En même temps, en comparant ma prestation sur cette même Granolat il y a trois semaines de ça, les progrès furent nettement sensibles. Tant dans l'attitude de la monture que dans celle du cavalier, le bilan de la séance est largement positif et je reçois même quelques félicitations de collègues.

En descendant de la selle, au contact du sol, je fais un petit "ouch" en sentant le sympathique hématome poindre sous la fesse. C'est étonnant comme finalement une selle peut paraître confortable une que l'on en est descendu !

Mais que j'ai hâte de remonter sur l'Anguille pour une petite revanche...

vendredi 3 février 2012

Groom service

Jeudi 26 janvier 2012

Bon. Ayant suivi à la lettre les recommandations de La Monitrice préconisant de faire de l'exercice physique, j'ai poussé le bouchon tellement loin (bien involontairement, ceci dit) que j'en ai développé une magnifique tendinite me faisant rater la reprise du 19 janvier.
Groumpf.

Retour donc au centre équestre après cette petite coupure. Au menu du soir, je retrouve Jour après le faux départ donné il y a quelques semaines. Un changement de dernière minute m'avait alors privé d'une première association avec cette petite jument, qui de toute façon n'avait pas l'air très contente de m'accueillir. Bah, ce sera l'occasion de repartir vers de nouvelles bases et reprendre à zéro un début de relation qui était fort mal parti.

Après quelques mètres en direction de son box, je surprends Marionnette en train curer les pieds de Rosire. Ce dernier ayant tendance à devenir un peu couillon depuis quelques temps, je ne cache pas mon étonnement face à cette association inédite.
- Tiens ? Tu montes Rosire ce soir ?
- Du tout, mais je dois le préparer ainsi qu'Hidalgo pour Yoh et Topgun qui rattrapent un cours en ce moment même. En fait, ce soir, je monte Esparade, mais il me fait la tête encore, il ne veut pas se laisser panser...
- Ah, bon allons voir ça !
Je bombe le torse, prends mon air le plus décidé et ramasse une brosse afin de montrer à ce grand échalas à qui il a à faire. A la porte du box, il n'a pas l'air spécialement content de me voir. Je l'appelle tout de même par son p'tit nom histoire d'attirer un peu son attention, et une fois qu'il a bien intégré que j'allais m'occuper de lui sérieusement, je rentre dans sa casemate et attend qu'il vienne de lui-même me renifler de la tête au pied. Je lui rend la politesse agrémentée de quelques caresses accompagnées d'une voie douce et commence à le brosser d'un côté, puis de l'autre.
Je m'assure enfin qu'il donne correctement le pied, et propose donc à Marionnette de venir prendre le relais en précisant qu'il me semblait à point.
Sur le coup, il me semble l'avoir drôlement impressionné, la jeune fille ! Au point qu'elle me propose d'aller m'occuper de Rosire qui ne semblait, pas plus qu'Esparade, vouloir lui accorder sa sympathie.

_EXTRAIT DE DONNÉES_.
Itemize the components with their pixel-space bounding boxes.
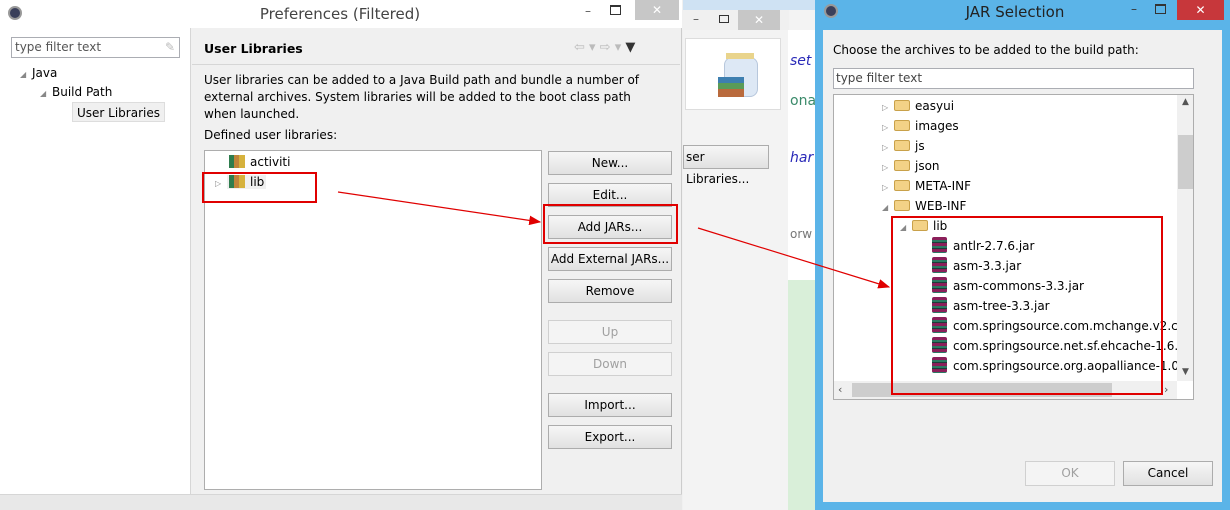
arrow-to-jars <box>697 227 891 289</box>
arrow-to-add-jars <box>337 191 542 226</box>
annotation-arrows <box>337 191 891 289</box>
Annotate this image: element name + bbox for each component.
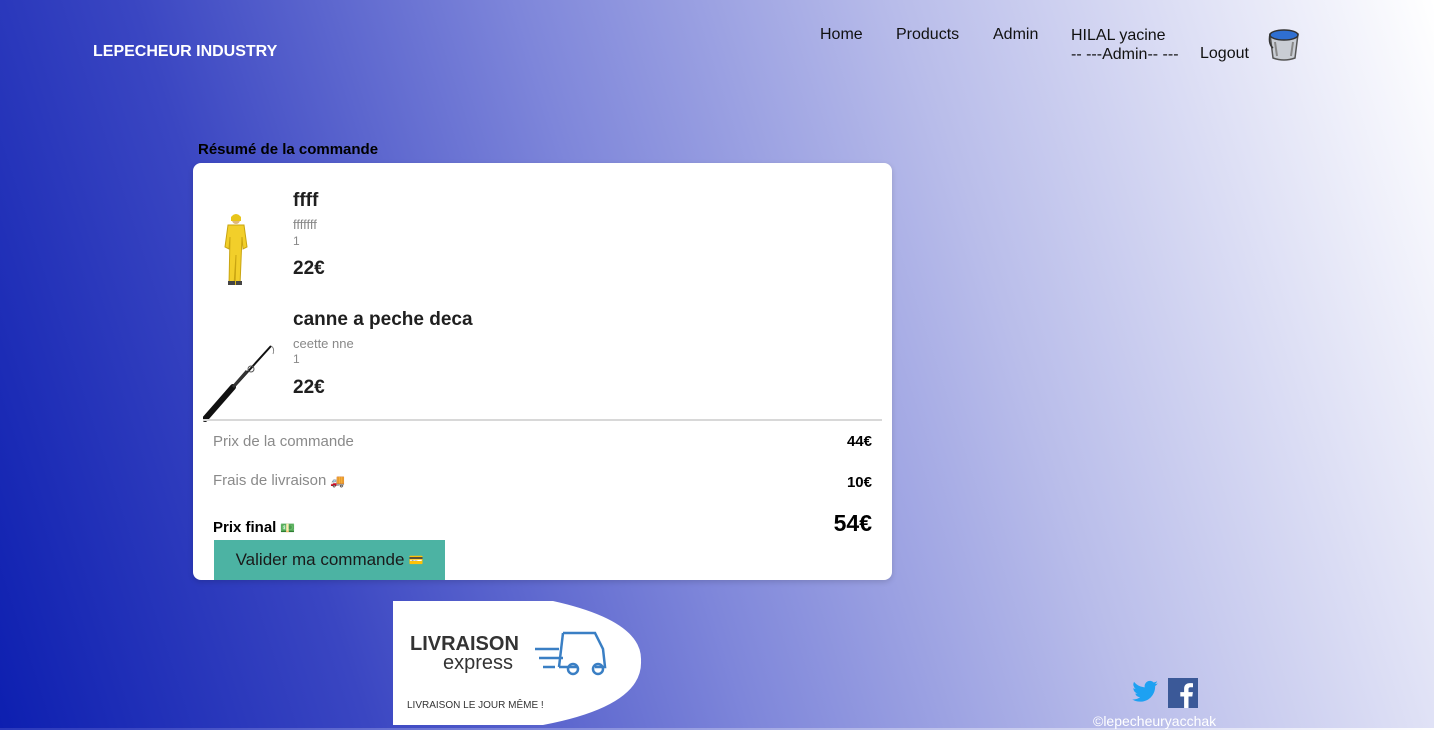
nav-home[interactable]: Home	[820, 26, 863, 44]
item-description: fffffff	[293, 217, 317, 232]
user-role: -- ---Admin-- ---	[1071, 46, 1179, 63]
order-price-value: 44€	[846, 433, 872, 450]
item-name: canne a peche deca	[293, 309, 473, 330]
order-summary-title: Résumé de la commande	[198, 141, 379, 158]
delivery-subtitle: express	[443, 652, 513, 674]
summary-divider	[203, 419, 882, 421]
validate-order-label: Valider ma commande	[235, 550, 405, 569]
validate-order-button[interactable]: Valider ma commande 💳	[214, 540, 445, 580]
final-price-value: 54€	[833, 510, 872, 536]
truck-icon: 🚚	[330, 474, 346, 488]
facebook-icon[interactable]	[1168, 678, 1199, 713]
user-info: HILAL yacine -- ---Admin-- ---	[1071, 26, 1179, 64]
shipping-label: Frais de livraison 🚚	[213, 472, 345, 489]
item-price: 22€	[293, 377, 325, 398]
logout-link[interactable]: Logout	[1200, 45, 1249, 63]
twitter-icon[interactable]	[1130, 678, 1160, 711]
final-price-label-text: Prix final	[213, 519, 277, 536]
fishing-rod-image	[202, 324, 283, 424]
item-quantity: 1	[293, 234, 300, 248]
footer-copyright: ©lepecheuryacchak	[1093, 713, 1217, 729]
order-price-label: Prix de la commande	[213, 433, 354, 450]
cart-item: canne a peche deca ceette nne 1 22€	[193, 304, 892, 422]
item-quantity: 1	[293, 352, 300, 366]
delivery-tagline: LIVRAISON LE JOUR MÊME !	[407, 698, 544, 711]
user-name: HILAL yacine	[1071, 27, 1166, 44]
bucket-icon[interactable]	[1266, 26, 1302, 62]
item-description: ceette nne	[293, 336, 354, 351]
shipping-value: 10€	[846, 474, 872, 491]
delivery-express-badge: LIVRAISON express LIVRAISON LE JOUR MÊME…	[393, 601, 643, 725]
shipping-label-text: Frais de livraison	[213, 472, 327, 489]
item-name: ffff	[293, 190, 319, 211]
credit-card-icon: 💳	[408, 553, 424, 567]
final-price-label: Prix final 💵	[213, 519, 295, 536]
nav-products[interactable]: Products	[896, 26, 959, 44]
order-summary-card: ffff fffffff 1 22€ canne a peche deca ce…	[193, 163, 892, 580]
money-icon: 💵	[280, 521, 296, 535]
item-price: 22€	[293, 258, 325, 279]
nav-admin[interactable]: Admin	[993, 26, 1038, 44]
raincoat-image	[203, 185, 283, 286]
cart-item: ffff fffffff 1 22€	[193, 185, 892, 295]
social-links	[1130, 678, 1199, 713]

_CONSIGNES_.
- a) Répondez à ces questions d'après l'article :
(i) Quelle reprise a été manquée à cause de la tendinite ?
(ii) Quel cheval Marionnette monte-t-elle ce soir-là ?
(iii) Pour qui Marionnette doit-elle préparer Rosire et Hidalgo ?
- b) Recopiez le passage de l'article qui va de « Mais que j'ai » jusqu'à « fort mal parti. » inclus.

_RÉPONSES_.
- a)
(i) La reprise du 19 janvier.
(ii) Esparade.
(iii) Pour Yoh et Topgun.

- b)
Mais que j'ai hâte de remonter sur l'Anguille pour une petite revanche...

vendredi 3 février 2012

Groom service

Jeudi 26 janvier 2012

Bon. Ayant suivi à la lettre les recommandations de La Monitrice préconisant de faire de l'exercice physique, j'ai poussé le bouchon tellement loin (bien involontairement, ceci dit) que j'en ai développé une magnifique tendinite me faisant rater la reprise du 19 janvier.
Groumpf.

Retour donc au centre équestre après cette petite coupure. Au menu du soir, je retrouve Jour après le faux départ donné il y a quelques semaines. Un changement de dernière minute m'avait alors privé d'une première association avec cette petite jument, qui de toute façon n'avait pas l'air très contente de m'accueillir. Bah, ce sera l'occasion de repartir vers de nouvelles bases et reprendre à zéro un début de relation qui était fort mal parti.